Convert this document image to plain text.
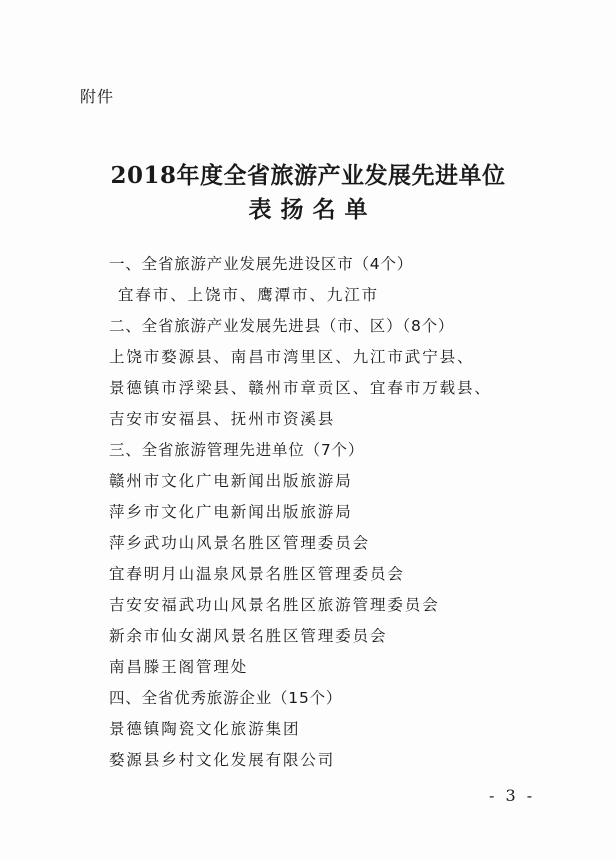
附件
2018年度全省旅游产业发展先进单位
表扬名单
一、全省旅游产业发展先进设区市（4个）
宜春市、上饶市、鹰潭市、九江市
二、全省旅游产业发展先进县（市、区）（8个）
上饶市婺源县、南昌市湾里区、九江市武宁县、
景德镇市浮梁县、赣州市章贡区、宜春市万载县、
吉安市安福县、抚州市资溪县
三、全省旅游管理先进单位（7个）
赣州市文化广电新闻出版旅游局
萍乡市文化广电新闻出版旅游局
萍乡武功山风景名胜区管理委员会
宜春明月山温泉风景名胜区管理委员会
吉安安福武功山风景名胜区旅游管理委员会
新余市仙女湖风景名胜区管理委员会
南昌滕王阁管理处
四、全省优秀旅游企业（15个）
景德镇陶瓷文化旅游集团
婺源县乡村文化发展有限公司
- 3 -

Given exercise => Leave the pictures out and reproduce all of the records exactly.

Written reply =>
Convert this document image to plain text.
附件
2018年度全省旅游产业发展先进单位
表扬名单
一、全省旅游产业发展先进设区市（4个）
宜春市、上饶市、鹰潭市、九江市
二、全省旅游产业发展先进县（市、区）（8个）
上饶市婺源县、南昌市湾里区、九江市武宁县、
景德镇市浮梁县、赣州市章贡区、宜春市万载县、
吉安市安福县、抚州市资溪县
三、全省旅游管理先进单位（7个）
赣州市文化广电新闻出版旅游局
萍乡市文化广电新闻出版旅游局
萍乡武功山风景名胜区管理委员会
宜春明月山温泉风景名胜区管理委员会
吉安安福武功山风景名胜区旅游管理委员会
新余市仙女湖风景名胜区管理委员会
南昌滕王阁管理处
四、全省优秀旅游企业（15个）
景德镇陶瓷文化旅游集团
婺源县乡村文化发展有限公司
- 3 -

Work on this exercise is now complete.